In the records that follow, locate every line with "Wavelet" and extract it.

Entries from a dataset
● ● ● ●

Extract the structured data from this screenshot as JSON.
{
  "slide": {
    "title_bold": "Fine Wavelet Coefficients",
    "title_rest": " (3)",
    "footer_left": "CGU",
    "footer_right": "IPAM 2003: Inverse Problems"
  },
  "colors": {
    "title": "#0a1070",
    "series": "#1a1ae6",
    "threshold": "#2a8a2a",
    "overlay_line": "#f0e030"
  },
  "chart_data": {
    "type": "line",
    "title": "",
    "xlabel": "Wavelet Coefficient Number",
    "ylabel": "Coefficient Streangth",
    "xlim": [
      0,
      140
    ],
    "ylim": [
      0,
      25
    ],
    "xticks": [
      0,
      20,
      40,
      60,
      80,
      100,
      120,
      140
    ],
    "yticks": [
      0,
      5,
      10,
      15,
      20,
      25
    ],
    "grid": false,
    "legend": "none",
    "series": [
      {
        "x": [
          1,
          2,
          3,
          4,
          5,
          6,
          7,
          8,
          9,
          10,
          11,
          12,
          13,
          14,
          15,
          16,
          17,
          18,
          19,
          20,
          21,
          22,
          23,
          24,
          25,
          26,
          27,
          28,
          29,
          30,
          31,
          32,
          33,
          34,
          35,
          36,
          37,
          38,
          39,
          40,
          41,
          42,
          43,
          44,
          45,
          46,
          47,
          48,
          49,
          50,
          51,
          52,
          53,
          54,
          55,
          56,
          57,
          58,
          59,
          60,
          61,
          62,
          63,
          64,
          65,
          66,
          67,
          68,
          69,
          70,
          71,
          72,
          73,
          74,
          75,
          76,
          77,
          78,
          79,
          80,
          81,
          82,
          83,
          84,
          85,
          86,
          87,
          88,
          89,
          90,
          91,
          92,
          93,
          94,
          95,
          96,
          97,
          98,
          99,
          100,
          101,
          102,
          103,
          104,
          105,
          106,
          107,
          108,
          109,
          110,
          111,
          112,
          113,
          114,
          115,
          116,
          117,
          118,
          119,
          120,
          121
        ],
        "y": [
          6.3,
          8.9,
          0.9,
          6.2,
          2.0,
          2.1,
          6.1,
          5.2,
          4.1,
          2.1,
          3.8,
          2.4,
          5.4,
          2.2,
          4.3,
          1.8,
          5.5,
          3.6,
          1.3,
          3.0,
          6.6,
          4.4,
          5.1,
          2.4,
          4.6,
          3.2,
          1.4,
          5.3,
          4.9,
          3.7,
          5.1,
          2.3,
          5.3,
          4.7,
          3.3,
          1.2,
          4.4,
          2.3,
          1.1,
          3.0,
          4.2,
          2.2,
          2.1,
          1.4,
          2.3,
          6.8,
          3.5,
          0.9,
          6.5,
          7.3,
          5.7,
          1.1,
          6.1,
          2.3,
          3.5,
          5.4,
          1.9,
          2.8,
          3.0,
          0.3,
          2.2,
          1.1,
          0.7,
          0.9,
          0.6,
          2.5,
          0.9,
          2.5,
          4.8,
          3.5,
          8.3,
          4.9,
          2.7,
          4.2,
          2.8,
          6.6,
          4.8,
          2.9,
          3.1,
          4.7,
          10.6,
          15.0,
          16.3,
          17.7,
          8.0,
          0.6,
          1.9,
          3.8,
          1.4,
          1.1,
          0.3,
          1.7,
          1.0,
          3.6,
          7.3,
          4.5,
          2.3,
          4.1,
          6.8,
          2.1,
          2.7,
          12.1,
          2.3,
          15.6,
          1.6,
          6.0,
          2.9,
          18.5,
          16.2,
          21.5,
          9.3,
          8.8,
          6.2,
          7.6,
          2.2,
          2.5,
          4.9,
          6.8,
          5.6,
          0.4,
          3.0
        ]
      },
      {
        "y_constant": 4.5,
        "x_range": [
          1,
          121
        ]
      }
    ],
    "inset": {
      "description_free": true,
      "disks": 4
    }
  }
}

● ● ● ●

## Expected answer
    "title_bold": "Fine Wavelet Coefficients",
    "xlabel": "Wavelet Coefficient Number",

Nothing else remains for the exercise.